▶ Saved data entries
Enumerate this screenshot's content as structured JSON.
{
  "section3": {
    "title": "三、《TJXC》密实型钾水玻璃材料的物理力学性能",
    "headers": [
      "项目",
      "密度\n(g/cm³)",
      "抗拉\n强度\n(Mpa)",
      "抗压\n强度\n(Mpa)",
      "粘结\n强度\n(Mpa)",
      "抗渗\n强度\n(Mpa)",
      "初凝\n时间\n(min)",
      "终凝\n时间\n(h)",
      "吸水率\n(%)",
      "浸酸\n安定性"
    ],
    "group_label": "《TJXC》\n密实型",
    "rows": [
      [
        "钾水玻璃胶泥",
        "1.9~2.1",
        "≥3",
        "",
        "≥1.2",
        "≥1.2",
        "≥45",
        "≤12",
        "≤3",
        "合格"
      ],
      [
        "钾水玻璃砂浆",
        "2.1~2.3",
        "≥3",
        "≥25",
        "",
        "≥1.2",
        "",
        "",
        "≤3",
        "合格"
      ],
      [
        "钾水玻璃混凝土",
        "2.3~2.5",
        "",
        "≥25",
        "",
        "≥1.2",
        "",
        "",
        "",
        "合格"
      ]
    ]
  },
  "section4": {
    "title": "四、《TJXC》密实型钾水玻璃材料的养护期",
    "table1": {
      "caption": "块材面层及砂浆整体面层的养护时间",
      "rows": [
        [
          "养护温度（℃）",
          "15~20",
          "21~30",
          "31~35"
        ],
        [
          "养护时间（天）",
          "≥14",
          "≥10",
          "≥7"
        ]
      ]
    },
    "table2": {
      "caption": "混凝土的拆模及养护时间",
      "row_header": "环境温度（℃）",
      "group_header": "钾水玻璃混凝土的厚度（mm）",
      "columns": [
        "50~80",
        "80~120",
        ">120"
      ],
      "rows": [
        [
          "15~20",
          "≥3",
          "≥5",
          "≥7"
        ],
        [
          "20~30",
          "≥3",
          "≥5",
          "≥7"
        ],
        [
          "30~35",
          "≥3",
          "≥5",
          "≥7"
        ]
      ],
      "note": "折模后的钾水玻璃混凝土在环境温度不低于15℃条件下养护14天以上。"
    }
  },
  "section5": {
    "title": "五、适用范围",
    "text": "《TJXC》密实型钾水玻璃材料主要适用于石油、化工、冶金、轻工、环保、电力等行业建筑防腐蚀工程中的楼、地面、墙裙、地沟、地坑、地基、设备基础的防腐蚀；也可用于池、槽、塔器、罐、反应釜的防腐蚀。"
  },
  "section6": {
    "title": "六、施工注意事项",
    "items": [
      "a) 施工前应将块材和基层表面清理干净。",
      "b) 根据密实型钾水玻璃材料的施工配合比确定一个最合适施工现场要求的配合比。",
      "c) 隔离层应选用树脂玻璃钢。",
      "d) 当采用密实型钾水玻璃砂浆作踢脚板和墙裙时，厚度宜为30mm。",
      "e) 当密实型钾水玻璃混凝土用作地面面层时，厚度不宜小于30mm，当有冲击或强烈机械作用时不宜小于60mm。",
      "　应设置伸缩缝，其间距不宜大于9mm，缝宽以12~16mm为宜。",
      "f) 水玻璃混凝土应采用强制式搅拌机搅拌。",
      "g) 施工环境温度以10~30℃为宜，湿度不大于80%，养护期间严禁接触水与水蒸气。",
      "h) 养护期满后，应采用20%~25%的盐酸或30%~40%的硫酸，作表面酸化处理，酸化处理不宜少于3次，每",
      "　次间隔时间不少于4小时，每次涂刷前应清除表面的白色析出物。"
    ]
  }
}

▶ GIVEN TASK
Copy out the full material exactly as it appears.

▶ SOLUTION FOR THIS TASK
Enumerate this screenshot's content as structured JSON.
{
  "section3": {
    "title": "三、《TJXC》密实型钾水玻璃材料的物理力学性能",
    "headers": [
      "项目",
      "密度\n(g/cm³)",
      "抗拉\n强度\n(Mpa)",
      "抗压\n强度\n(Mpa)",
      "粘结\n强度\n(Mpa)",
      "抗渗\n强度\n(Mpa)",
      "初凝\n时间\n(min)",
      "终凝\n时间\n(h)",
      "吸水率\n(%)",
      "浸酸\n安定性"
    ],
    "group_label": "《TJXC》\n密实型",
    "rows": [
      [
        "钾水玻璃胶泥",
        "1.9~2.1",
        "≥3",
        "",
        "≥1.2",
        "≥1.2",
        "≥45",
        "≤12",
        "≤3",
        "合格"
      ],
      [
        "钾水玻璃砂浆",
        "2.1~2.3",
        "≥3",
        "≥25",
        "",
        "≥1.2",
        "",
        "",
        "≤3",
        "合格"
      ],
      [
        "钾水玻璃混凝土",
        "2.3~2.5",
        "",
        "≥25",
        "",
        "≥1.2",
        "",
        "",
        "",
        "合格"
      ]
    ]
  },
  "section4": {
    "title": "四、《TJXC》密实型钾水玻璃材料的养护期",
    "table1": {
      "caption": "块材面层及砂浆整体面层的养护时间",
      "rows": [
        [
          "养护温度（℃）",
          "15~20",
          "21~30",
          "31~35"
        ],
        [
          "养护时间（天）",
          "≥14",
          "≥10",
          "≥7"
        ]
      ]
    },
    "table2": {
      "caption": "混凝土的拆模及养护时间",
      "row_header": "环境温度（℃）",
      "group_header": "钾水玻璃混凝土的厚度（mm）",
      "columns": [
        "50~80",
        "80~120",
        ">120"
      ],
      "rows": [
        [
          "15~20",
          "≥3",
          "≥5",
          "≥7"
        ],
        [
          "20~30",
          "≥3",
          "≥5",
          "≥7"
        ],
        [
          "30~35",
          "≥3",
          "≥5",
          "≥7"
        ]
      ],
      "note": "折模后的钾水玻璃混凝土在环境温度不低于15℃条件下养护14天以上。"
    }
  },
  "section5": {
    "title": "五、适用范围",
    "text": "《TJXC》密实型钾水玻璃材料主要适用于石油、化工、冶金、轻工、环保、电力等行业建筑防腐蚀工程中的楼、地面、墙裙、地沟、地坑、地基、设备基础的防腐蚀；也可用于池、槽、塔器、罐、反应釜的防腐蚀。"
  },
  "section6": {
    "title": "六、施工注意事项",
    "items": [
      "a) 施工前应将块材和基层表面清理干净。",
      "b) 根据密实型钾水玻璃材料的施工配合比确定一个最合适施工现场要求的配合比。",
      "c) 隔离层应选用树脂玻璃钢。",
      "d) 当采用密实型钾水玻璃砂浆作踢脚板和墙裙时，厚度宜为30mm。",
      "e) 当密实型钾水玻璃混凝土用作地面面层时，厚度不宜小于30mm，当有冲击或强烈机械作用时不宜小于60mm。",
      "　应设置伸缩缝，其间距不宜大于9mm，缝宽以12~16mm为宜。",
      "f) 水玻璃混凝土应采用强制式搅拌机搅拌。",
      "g) 施工环境温度以10~30℃为宜，湿度不大于80%，养护期间严禁接触水与水蒸气。",
      "h) 养护期满后，应采用20%~25%的盐酸或30%~40%的硫酸，作表面酸化处理，酸化处理不宜少于3次，每",
      "　次间隔时间不少于4小时，每次涂刷前应清除表面的白色析出物。"
    ]
  }
}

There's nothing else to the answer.